| RECORDS SUPPLIED |

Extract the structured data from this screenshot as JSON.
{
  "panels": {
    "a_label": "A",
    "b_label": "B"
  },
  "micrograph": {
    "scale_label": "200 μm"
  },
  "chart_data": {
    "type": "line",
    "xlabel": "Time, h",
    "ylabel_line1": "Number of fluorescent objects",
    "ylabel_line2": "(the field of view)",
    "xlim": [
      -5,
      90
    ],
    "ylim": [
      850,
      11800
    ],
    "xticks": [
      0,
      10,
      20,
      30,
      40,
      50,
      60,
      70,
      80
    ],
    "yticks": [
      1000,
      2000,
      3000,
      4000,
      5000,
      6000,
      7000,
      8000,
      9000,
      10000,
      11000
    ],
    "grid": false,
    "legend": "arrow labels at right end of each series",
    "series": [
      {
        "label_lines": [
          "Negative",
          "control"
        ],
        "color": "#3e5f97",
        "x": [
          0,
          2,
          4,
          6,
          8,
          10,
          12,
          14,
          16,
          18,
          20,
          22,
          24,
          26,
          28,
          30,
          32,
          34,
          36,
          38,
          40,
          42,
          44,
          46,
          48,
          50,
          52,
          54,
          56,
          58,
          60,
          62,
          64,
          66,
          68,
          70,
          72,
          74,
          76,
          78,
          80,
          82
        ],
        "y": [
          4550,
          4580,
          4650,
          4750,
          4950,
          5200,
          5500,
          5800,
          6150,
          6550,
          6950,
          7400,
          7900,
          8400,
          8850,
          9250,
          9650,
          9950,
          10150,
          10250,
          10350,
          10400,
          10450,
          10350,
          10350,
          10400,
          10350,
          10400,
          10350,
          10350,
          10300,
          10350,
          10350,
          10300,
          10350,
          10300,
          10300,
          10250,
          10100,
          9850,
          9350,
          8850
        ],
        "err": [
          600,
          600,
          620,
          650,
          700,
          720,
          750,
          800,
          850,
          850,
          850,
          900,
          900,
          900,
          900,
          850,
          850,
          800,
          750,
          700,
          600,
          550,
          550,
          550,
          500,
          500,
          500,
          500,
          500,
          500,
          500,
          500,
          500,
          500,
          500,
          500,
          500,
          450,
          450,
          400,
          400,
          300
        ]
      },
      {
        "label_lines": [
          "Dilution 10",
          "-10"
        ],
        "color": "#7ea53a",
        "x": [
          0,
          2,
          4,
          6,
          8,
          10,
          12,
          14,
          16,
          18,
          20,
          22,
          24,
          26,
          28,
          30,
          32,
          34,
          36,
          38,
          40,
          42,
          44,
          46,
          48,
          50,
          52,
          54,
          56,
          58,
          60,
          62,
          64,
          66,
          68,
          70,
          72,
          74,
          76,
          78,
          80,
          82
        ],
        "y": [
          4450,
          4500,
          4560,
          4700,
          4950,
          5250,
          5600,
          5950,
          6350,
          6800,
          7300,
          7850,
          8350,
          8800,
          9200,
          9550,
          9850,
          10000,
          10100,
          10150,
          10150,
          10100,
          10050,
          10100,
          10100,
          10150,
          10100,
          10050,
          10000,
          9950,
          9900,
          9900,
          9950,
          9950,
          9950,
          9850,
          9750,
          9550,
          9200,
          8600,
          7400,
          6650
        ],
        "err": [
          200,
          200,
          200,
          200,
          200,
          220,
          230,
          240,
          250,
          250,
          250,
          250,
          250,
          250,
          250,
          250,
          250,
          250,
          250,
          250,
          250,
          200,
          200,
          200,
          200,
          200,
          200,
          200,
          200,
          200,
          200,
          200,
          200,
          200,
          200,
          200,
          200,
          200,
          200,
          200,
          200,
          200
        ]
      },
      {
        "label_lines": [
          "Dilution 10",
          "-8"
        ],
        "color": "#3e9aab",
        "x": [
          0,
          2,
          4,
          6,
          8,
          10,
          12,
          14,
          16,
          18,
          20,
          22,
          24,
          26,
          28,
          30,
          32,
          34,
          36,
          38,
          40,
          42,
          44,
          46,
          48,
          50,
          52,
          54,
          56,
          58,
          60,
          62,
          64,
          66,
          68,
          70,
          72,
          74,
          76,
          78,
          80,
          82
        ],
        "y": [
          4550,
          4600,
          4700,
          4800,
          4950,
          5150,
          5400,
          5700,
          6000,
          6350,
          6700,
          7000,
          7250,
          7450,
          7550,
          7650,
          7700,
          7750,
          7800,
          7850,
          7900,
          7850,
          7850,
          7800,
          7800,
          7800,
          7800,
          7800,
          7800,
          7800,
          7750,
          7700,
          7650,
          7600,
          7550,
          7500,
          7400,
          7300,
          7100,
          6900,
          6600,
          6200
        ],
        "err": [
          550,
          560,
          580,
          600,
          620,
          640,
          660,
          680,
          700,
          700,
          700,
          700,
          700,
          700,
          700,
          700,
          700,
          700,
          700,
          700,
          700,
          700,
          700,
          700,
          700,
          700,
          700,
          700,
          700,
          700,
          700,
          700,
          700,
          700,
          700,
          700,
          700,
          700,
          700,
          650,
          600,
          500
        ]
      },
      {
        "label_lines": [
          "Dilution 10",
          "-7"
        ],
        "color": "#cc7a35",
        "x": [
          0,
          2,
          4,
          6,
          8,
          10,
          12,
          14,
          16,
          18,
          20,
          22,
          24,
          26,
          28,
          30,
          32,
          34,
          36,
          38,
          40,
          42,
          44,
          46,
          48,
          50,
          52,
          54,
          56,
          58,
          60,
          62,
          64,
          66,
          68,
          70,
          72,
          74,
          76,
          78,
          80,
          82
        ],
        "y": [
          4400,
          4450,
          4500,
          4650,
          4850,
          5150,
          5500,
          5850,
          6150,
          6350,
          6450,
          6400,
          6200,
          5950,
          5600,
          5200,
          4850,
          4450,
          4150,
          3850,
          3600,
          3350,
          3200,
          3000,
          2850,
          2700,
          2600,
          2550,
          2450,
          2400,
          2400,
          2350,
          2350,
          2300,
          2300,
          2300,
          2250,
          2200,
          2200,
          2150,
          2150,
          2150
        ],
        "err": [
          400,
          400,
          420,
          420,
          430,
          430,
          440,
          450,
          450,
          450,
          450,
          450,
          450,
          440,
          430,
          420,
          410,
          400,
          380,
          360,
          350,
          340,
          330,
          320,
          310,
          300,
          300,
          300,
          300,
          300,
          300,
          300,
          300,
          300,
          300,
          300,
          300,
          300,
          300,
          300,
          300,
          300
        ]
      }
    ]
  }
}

| SHORT EXERCISE |
Give the data again, exactly as it stands.

| IN RESPONSE |
Extract the structured data from this screenshot as JSON.
{
  "panels": {
    "a_label": "A",
    "b_label": "B"
  },
  "micrograph": {
    "scale_label": "200 μm"
  },
  "chart_data": {
    "type": "line",
    "xlabel": "Time, h",
    "ylabel_line1": "Number of fluorescent objects",
    "ylabel_line2": "(the field of view)",
    "xlim": [
      -5,
      90
    ],
    "ylim": [
      850,
      11800
    ],
    "xticks": [
      0,
      10,
      20,
      30,
      40,
      50,
      60,
      70,
      80
    ],
    "yticks": [
      1000,
      2000,
      3000,
      4000,
      5000,
      6000,
      7000,
      8000,
      9000,
      10000,
      11000
    ],
    "grid": false,
    "legend": "arrow labels at right end of each series",
    "series": [
      {
        "label_lines": [
          "Negative",
          "control"
        ],
        "color": "#3e5f97",
        "x": [
          0,
          2,
          4,
          6,
          8,
          10,
          12,
          14,
          16,
          18,
          20,
          22,
          24,
          26,
          28,
          30,
          32,
          34,
          36,
          38,
          40,
          42,
          44,
          46,
          48,
          50,
          52,
          54,
          56,
          58,
          60,
          62,
          64,
          66,
          68,
          70,
          72,
          74,
          76,
          78,
          80,
          82
        ],
        "y": [
          4550,
          4580,
          4650,
          4750,
          4950,
          5200,
          5500,
          5800,
          6150,
          6550,
          6950,
          7400,
          7900,
          8400,
          8850,
          9250,
          9650,
          9950,
          10150,
          10250,
          10350,
          10400,
          10450,
          10350,
          10350,
          10400,
          10350,
          10400,
          10350,
          10350,
          10300,
          10350,
          10350,
          10300,
          10350,
          10300,
          10300,
          10250,
          10100,
          9850,
          9350,
          8850
        ],
        "err": [
          600,
          600,
          620,
          650,
          700,
          720,
          750,
          800,
          850,
          850,
          850,
          900,
          900,
          900,
          900,
          850,
          850,
          800,
          750,
          700,
          600,
          550,
          550,
          550,
          500,
          500,
          500,
          500,
          500,
          500,
          500,
          500,
          500,
          500,
          500,
          500,
          500,
          450,
          450,
          400,
          400,
          300
        ]
      },
      {
        "label_lines": [
          "Dilution 10",
          "-10"
        ],
        "color": "#7ea53a",
        "x": [
          0,
          2,
          4,
          6,
          8,
          10,
          12,
          14,
          16,
          18,
          20,
          22,
          24,
          26,
          28,
          30,
          32,
          34,
          36,
          38,
          40,
          42,
          44,
          46,
          48,
          50,
          52,
          54,
          56,
          58,
          60,
          62,
          64,
          66,
          68,
          70,
          72,
          74,
          76,
          78,
          80,
          82
        ],
        "y": [
          4450,
          4500,
          4560,
          4700,
          4950,
          5250,
          5600,
          5950,
          6350,
          6800,
          7300,
          7850,
          8350,
          8800,
          9200,
          9550,
          9850,
          10000,
          10100,
          10150,
          10150,
          10100,
          10050,
          10100,
          10100,
          10150,
          10100,
          10050,
          10000,
          9950,
          9900,
          9900,
          9950,
          9950,
          9950,
          9850,
          9750,
          9550,
          9200,
          8600,
          7400,
          6650
        ],
        "err": [
          200,
          200,
          200,
          200,
          200,
          220,
          230,
          240,
          250,
          250,
          250,
          250,
          250,
          250,
          250,
          250,
          250,
          250,
          250,
          250,
          250,
          200,
          200,
          200,
          200,
          200,
          200,
          200,
          200,
          200,
          200,
          200,
          200,
          200,
          200,
          200,
          200,
          200,
          200,
          200,
          200,
          200
        ]
      },
      {
        "label_lines": [
          "Dilution 10",
          "-8"
        ],
        "color": "#3e9aab",
        "x": [
          0,
          2,
          4,
          6,
          8,
          10,
          12,
          14,
          16,
          18,
          20,
          22,
          24,
          26,
          28,
          30,
          32,
          34,
          36,
          38,
          40,
          42,
          44,
          46,
          48,
          50,
          52,
          54,
          56,
          58,
          60,
          62,
          64,
          66,
          68,
          70,
          72,
          74,
          76,
          78,
          80,
          82
        ],
        "y": [
          4550,
          4600,
          4700,
          4800,
          4950,
          5150,
          5400,
          5700,
          6000,
          6350,
          6700,
          7000,
          7250,
          7450,
          7550,
          7650,
          7700,
          7750,
          7800,
          7850,
          7900,
          7850,
          7850,
          7800,
          7800,
          7800,
          7800,
          7800,
          7800,
          7800,
          7750,
          7700,
          7650,
          7600,
          7550,
          7500,
          7400,
          7300,
          7100,
          6900,
          6600,
          6200
        ],
        "err": [
          550,
          560,
          580,
          600,
          620,
          640,
          660,
          680,
          700,
          700,
          700,
          700,
          700,
          700,
          700,
          700,
          700,
          700,
          700,
          700,
          700,
          700,
          700,
          700,
          700,
          700,
          700,
          700,
          700,
          700,
          700,
          700,
          700,
          700,
          700,
          700,
          700,
          700,
          700,
          650,
          600,
          500
        ]
      },
      {
        "label_lines": [
          "Dilution 10",
          "-7"
        ],
        "color": "#cc7a35",
        "x": [
          0,
          2,
          4,
          6,
          8,
          10,
          12,
          14,
          16,
          18,
          20,
          22,
          24,
          26,
          28,
          30,
          32,
          34,
          36,
          38,
          40,
          42,
          44,
          46,
          48,
          50,
          52,
          54,
          56,
          58,
          60,
          62,
          64,
          66,
          68,
          70,
          72,
          74,
          76,
          78,
          80,
          82
        ],
        "y": [
          4400,
          4450,
          4500,
          4650,
          4850,
          5150,
          5500,
          5850,
          6150,
          6350,
          6450,
          6400,
          6200,
          5950,
          5600,
          5200,
          4850,
          4450,
          4150,
          3850,
          3600,
          3350,
          3200,
          3000,
          2850,
          2700,
          2600,
          2550,
          2450,
          2400,
          2400,
          2350,
          2350,
          2300,
          2300,
          2300,
          2250,
          2200,
          2200,
          2150,
          2150,
          2150
        ],
        "err": [
          400,
          400,
          420,
          420,
          430,
          430,
          440,
          450,
          450,
          450,
          450,
          450,
          450,
          440,
          430,
          420,
          410,
          400,
          380,
          360,
          350,
          340,
          330,
          320,
          310,
          300,
          300,
          300,
          300,
          300,
          300,
          300,
          300,
          300,
          300,
          300,
          300,
          300,
          300,
          300,
          300,
          300
        ]
      }
    ]
  }
}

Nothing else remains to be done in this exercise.